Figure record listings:
━━━━━━
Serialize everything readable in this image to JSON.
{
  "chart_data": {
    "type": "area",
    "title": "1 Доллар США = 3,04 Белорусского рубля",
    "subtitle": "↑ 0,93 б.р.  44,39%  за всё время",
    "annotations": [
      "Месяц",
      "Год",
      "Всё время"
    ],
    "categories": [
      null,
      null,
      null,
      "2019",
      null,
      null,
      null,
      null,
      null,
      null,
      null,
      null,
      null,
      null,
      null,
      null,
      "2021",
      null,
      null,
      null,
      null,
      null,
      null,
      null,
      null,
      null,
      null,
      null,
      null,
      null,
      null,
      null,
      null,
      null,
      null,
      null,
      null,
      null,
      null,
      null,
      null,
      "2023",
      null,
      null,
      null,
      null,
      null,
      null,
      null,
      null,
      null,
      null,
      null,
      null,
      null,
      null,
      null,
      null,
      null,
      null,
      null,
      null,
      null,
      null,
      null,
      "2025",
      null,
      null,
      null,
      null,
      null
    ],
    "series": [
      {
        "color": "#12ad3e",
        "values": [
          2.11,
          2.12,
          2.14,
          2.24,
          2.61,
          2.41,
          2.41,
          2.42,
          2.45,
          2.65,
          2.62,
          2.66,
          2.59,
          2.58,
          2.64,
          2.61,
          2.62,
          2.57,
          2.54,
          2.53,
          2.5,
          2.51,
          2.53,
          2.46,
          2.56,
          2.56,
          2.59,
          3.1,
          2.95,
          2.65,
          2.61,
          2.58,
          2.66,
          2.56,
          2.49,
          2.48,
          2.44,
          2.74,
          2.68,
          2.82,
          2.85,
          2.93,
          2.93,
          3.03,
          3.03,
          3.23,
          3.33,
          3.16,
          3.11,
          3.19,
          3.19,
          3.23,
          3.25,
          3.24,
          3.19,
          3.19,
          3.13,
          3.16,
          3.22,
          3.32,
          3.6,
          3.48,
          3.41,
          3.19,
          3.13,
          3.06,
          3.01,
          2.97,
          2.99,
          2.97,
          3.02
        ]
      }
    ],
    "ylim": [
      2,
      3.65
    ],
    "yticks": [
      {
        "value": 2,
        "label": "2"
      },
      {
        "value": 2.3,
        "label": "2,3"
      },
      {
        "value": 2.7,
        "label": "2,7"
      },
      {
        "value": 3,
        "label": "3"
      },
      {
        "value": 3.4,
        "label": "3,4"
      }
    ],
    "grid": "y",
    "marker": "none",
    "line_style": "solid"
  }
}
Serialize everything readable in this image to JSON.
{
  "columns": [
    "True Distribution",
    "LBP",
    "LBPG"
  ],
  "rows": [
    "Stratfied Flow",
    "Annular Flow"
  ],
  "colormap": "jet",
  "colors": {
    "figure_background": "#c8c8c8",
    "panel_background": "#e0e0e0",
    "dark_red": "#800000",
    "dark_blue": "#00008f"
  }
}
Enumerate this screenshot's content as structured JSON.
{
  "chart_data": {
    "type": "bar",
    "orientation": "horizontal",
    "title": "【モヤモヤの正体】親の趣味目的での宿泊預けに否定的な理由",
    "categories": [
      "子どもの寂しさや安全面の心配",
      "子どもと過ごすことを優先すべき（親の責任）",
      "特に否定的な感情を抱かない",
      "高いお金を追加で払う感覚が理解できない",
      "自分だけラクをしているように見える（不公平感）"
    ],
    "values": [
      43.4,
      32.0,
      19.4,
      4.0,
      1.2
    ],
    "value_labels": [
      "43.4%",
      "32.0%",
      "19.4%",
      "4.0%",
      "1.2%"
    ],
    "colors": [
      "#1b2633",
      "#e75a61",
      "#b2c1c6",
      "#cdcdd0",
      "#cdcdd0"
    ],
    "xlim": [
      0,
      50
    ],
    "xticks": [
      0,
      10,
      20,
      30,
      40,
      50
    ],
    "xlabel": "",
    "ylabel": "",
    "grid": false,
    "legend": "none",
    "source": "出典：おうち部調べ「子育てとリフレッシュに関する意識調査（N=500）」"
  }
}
━━━━━━
→ Short task: Copy out all of the data exactly, leaving nothing out.

→ Written solution:
Serialize everything readable in this image to JSON.
{
  "chart_data": {
    "type": "area",
    "title": "1 Доллар США = 3,04 Белорусского рубля",
    "subtitle": "↑ 0,93 б.р.  44,39%  за всё время",
    "annotations": [
      "Месяц",
      "Год",
      "Всё время"
    ],
    "categories": [
      null,
      null,
      null,
      "2019",
      null,
      null,
      null,
      null,
      null,
      null,
      null,
      null,
      null,
      null,
      null,
      null,
      "2021",
      null,
      null,
      null,
      null,
      null,
      null,
      null,
      null,
      null,
      null,
      null,
      null,
      null,
      null,
      null,
      null,
      null,
      null,
      null,
      null,
      null,
      null,
      null,
      null,
      "2023",
      null,
      null,
      null,
      null,
      null,
      null,
      null,
      null,
      null,
      null,
      null,
      null,
      null,
      null,
      null,
      null,
      null,
      null,
      null,
      null,
      null,
      null,
      null,
      "2025",
      null,
      null,
      null,
      null,
      null
    ],
    "series": [
      {
        "color": "#12ad3e",
        "values": [
          2.11,
          2.12,
          2.14,
          2.24,
          2.61,
          2.41,
          2.41,
          2.42,
          2.45,
          2.65,
          2.62,
          2.66,
          2.59,
          2.58,
          2.64,
          2.61,
          2.62,
          2.57,
          2.54,
          2.53,
          2.5,
          2.51,
          2.53,
          2.46,
          2.56,
          2.56,
          2.59,
          3.1,
          2.95,
          2.65,
          2.61,
          2.58,
          2.66,
          2.56,
          2.49,
          2.48,
          2.44,
          2.74,
          2.68,
          2.82,
          2.85,
          2.93,
          2.93,
          3.03,
          3.03,
          3.23,
          3.33,
          3.16,
          3.11,
          3.19,
          3.19,
          3.23,
          3.25,
          3.24,
          3.19,
          3.19,
          3.13,
          3.16,
          3.22,
          3.32,
          3.6,
          3.48,
          3.41,
          3.19,
          3.13,
          3.06,
          3.01,
          2.97,
          2.99,
          2.97,
          3.02
        ]
      }
    ],
    "ylim": [
      2,
      3.65
    ],
    "yticks": [
      {
        "value": 2,
        "label": "2"
      },
      {
        "value": 2.3,
        "label": "2,3"
      },
      {
        "value": 2.7,
        "label": "2,7"
      },
      {
        "value": 3,
        "label": "3"
      },
      {
        "value": 3.4,
        "label": "3,4"
      }
    ],
    "grid": "y",
    "marker": "none",
    "line_style": "solid"
  }
}
Serialize everything readable in this image to JSON.
{
  "columns": [
    "True Distribution",
    "LBP",
    "LBPG"
  ],
  "rows": [
    "Stratfied Flow",
    "Annular Flow"
  ],
  "colormap": "jet",
  "colors": {
    "figure_background": "#c8c8c8",
    "panel_background": "#e0e0e0",
    "dark_red": "#800000",
    "dark_blue": "#00008f"
  }
}
Enumerate this screenshot's content as structured JSON.
{
  "chart_data": {
    "type": "bar",
    "orientation": "horizontal",
    "title": "【モヤモヤの正体】親の趣味目的での宿泊預けに否定的な理由",
    "categories": [
      "子どもの寂しさや安全面の心配",
      "子どもと過ごすことを優先すべき（親の責任）",
      "特に否定的な感情を抱かない",
      "高いお金を追加で払う感覚が理解できない",
      "自分だけラクをしているように見える（不公平感）"
    ],
    "values": [
      43.4,
      32.0,
      19.4,
      4.0,
      1.2
    ],
    "value_labels": [
      "43.4%",
      "32.0%",
      "19.4%",
      "4.0%",
      "1.2%"
    ],
    "colors": [
      "#1b2633",
      "#e75a61",
      "#b2c1c6",
      "#cdcdd0",
      "#cdcdd0"
    ],
    "xlim": [
      0,
      50
    ],
    "xticks": [
      0,
      10,
      20,
      30,
      40,
      50
    ],
    "xlabel": "",
    "ylabel": "",
    "grid": false,
    "legend": "none",
    "source": "出典：おうち部調べ「子育てとリフレッシュに関する意識調査（N=500）」"
  }
}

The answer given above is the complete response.